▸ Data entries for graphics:
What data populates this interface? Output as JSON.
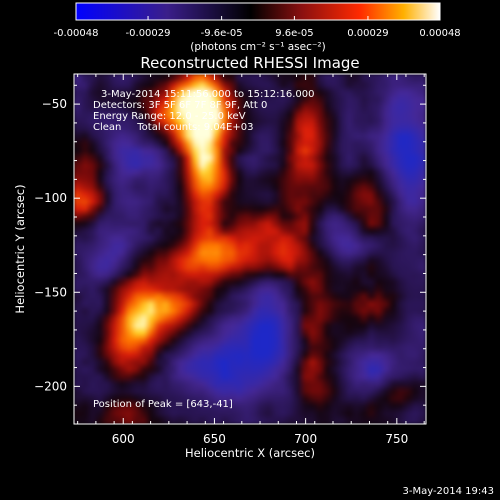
{
  "chart_data": {
    "type": "heatmap",
    "title": "Reconstructed RHESSI Image",
    "xlabel": "Heliocentric X (arcsec)",
    "ylabel": "Heliocentric Y (arcsec)",
    "xlim": [
      573,
      766
    ],
    "ylim": [
      -220,
      -34
    ],
    "x_ticks": [
      600,
      650,
      700,
      750
    ],
    "y_ticks": [
      -50,
      -100,
      -150,
      -200
    ],
    "colorbar": {
      "range": [
        -0.00048,
        0.00048
      ],
      "ticks": [
        -0.00048,
        -0.00029,
        -9.6e-05,
        9.6e-05,
        0.00029,
        0.00048
      ],
      "tick_labels": [
        "-0.00048",
        "-0.00029",
        "-9.6e-05",
        "9.6e-05",
        "0.00029",
        "0.00048"
      ],
      "unit_label": "(photons cm⁻² s⁻¹ asec⁻²)"
    },
    "annotations": {
      "time_range": "3-May-2014 15:11:56.000 to 15:12:16.000",
      "detectors": "Detectors: 3F 5F 6F 7F 8F 9F, Att 0",
      "energy_range": "Energy Range: 12.0 - 25.0 keV",
      "clean_counts": "Clean     Total counts: 9.04E+03",
      "peak": "Position of Peak = [643,-41]"
    },
    "peak_position": [
      643,
      -41
    ],
    "footer_timestamp": "3-May-2014 19:43",
    "colors": {
      "background": "#000000",
      "negative": "#3a1e8a",
      "positive_low": "#c8202a",
      "positive_high": "#ffffcc"
    },
    "emission_features": [
      {
        "x": 645,
        "y": -75,
        "sx": 10,
        "sy": 34,
        "amp": 0.00052
      },
      {
        "x": 633,
        "y": -52,
        "sx": 18,
        "sy": 12,
        "amp": 0.0004
      },
      {
        "x": 656,
        "y": -132,
        "sx": 40,
        "sy": 9,
        "amp": 0.00032
      },
      {
        "x": 605,
        "y": -168,
        "sx": 12,
        "sy": 18,
        "amp": 0.00042
      },
      {
        "x": 625,
        "y": -158,
        "sx": 14,
        "sy": 12,
        "amp": 0.00032
      },
      {
        "x": 577,
        "y": -98,
        "sx": 10,
        "sy": 22,
        "amp": 0.00036
      },
      {
        "x": 700,
        "y": -72,
        "sx": 9,
        "sy": 22,
        "amp": 0.0003
      },
      {
        "x": 735,
        "y": -102,
        "sx": 10,
        "sy": 16,
        "amp": 0.00026
      },
      {
        "x": 705,
        "y": -178,
        "sx": 10,
        "sy": 32,
        "amp": 0.00026
      },
      {
        "x": 735,
        "y": -158,
        "sx": 9,
        "sy": 14,
        "amp": 0.00018
      },
      {
        "x": 683,
        "y": -118,
        "sx": 15,
        "sy": 10,
        "amp": 0.00022
      },
      {
        "x": 748,
        "y": -205,
        "sx": 12,
        "sy": 10,
        "amp": 0.00016
      },
      {
        "x": 600,
        "y": -215,
        "sx": 15,
        "sy": 8,
        "amp": 0.00018
      }
    ],
    "absorption_features": [
      {
        "x": 590,
        "y": -130,
        "sx": 14,
        "sy": 14,
        "amp": -0.00032
      },
      {
        "x": 755,
        "y": -75,
        "sx": 10,
        "sy": 24,
        "amp": -0.00034
      },
      {
        "x": 678,
        "y": -170,
        "sx": 12,
        "sy": 18,
        "amp": -0.00032
      },
      {
        "x": 650,
        "y": -190,
        "sx": 18,
        "sy": 10,
        "amp": -0.00028
      },
      {
        "x": 720,
        "y": -125,
        "sx": 12,
        "sy": 12,
        "amp": -0.00026
      },
      {
        "x": 605,
        "y": -75,
        "sx": 12,
        "sy": 12,
        "amp": -0.00022
      },
      {
        "x": 740,
        "y": -190,
        "sx": 10,
        "sy": 10,
        "amp": -0.00024
      }
    ]
  }
}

▸ Exercise: With the pictures left out, transcribe the material exactly.

▸ Full response:
What data populates this interface? Output as JSON.
{
  "chart_data": {
    "type": "heatmap",
    "title": "Reconstructed RHESSI Image",
    "xlabel": "Heliocentric X (arcsec)",
    "ylabel": "Heliocentric Y (arcsec)",
    "xlim": [
      573,
      766
    ],
    "ylim": [
      -220,
      -34
    ],
    "x_ticks": [
      600,
      650,
      700,
      750
    ],
    "y_ticks": [
      -50,
      -100,
      -150,
      -200
    ],
    "colorbar": {
      "range": [
        -0.00048,
        0.00048
      ],
      "ticks": [
        -0.00048,
        -0.00029,
        -9.6e-05,
        9.6e-05,
        0.00029,
        0.00048
      ],
      "tick_labels": [
        "-0.00048",
        "-0.00029",
        "-9.6e-05",
        "9.6e-05",
        "0.00029",
        "0.00048"
      ],
      "unit_label": "(photons cm⁻² s⁻¹ asec⁻²)"
    },
    "annotations": {
      "time_range": "3-May-2014 15:11:56.000 to 15:12:16.000",
      "detectors": "Detectors: 3F 5F 6F 7F 8F 9F, Att 0",
      "energy_range": "Energy Range: 12.0 - 25.0 keV",
      "clean_counts": "Clean     Total counts: 9.04E+03",
      "peak": "Position of Peak = [643,-41]"
    },
    "peak_position": [
      643,
      -41
    ],
    "footer_timestamp": "3-May-2014 19:43",
    "colors": {
      "background": "#000000",
      "negative": "#3a1e8a",
      "positive_low": "#c8202a",
      "positive_high": "#ffffcc"
    },
    "emission_features": [
      {
        "x": 645,
        "y": -75,
        "sx": 10,
        "sy": 34,
        "amp": 0.00052
      },
      {
        "x": 633,
        "y": -52,
        "sx": 18,
        "sy": 12,
        "amp": 0.0004
      },
      {
        "x": 656,
        "y": -132,
        "sx": 40,
        "sy": 9,
        "amp": 0.00032
      },
      {
        "x": 605,
        "y": -168,
        "sx": 12,
        "sy": 18,
        "amp": 0.00042
      },
      {
        "x": 625,
        "y": -158,
        "sx": 14,
        "sy": 12,
        "amp": 0.00032
      },
      {
        "x": 577,
        "y": -98,
        "sx": 10,
        "sy": 22,
        "amp": 0.00036
      },
      {
        "x": 700,
        "y": -72,
        "sx": 9,
        "sy": 22,
        "amp": 0.0003
      },
      {
        "x": 735,
        "y": -102,
        "sx": 10,
        "sy": 16,
        "amp": 0.00026
      },
      {
        "x": 705,
        "y": -178,
        "sx": 10,
        "sy": 32,
        "amp": 0.00026
      },
      {
        "x": 735,
        "y": -158,
        "sx": 9,
        "sy": 14,
        "amp": 0.00018
      },
      {
        "x": 683,
        "y": -118,
        "sx": 15,
        "sy": 10,
        "amp": 0.00022
      },
      {
        "x": 748,
        "y": -205,
        "sx": 12,
        "sy": 10,
        "amp": 0.00016
      },
      {
        "x": 600,
        "y": -215,
        "sx": 15,
        "sy": 8,
        "amp": 0.00018
      }
    ],
    "absorption_features": [
      {
        "x": 590,
        "y": -130,
        "sx": 14,
        "sy": 14,
        "amp": -0.00032
      },
      {
        "x": 755,
        "y": -75,
        "sx": 10,
        "sy": 24,
        "amp": -0.00034
      },
      {
        "x": 678,
        "y": -170,
        "sx": 12,
        "sy": 18,
        "amp": -0.00032
      },
      {
        "x": 650,
        "y": -190,
        "sx": 18,
        "sy": 10,
        "amp": -0.00028
      },
      {
        "x": 720,
        "y": -125,
        "sx": 12,
        "sy": 12,
        "amp": -0.00026
      },
      {
        "x": 605,
        "y": -75,
        "sx": 12,
        "sy": 12,
        "amp": -0.00022
      },
      {
        "x": 740,
        "y": -190,
        "sx": 10,
        "sy": 10,
        "amp": -0.00024
      }
    ]
  }
}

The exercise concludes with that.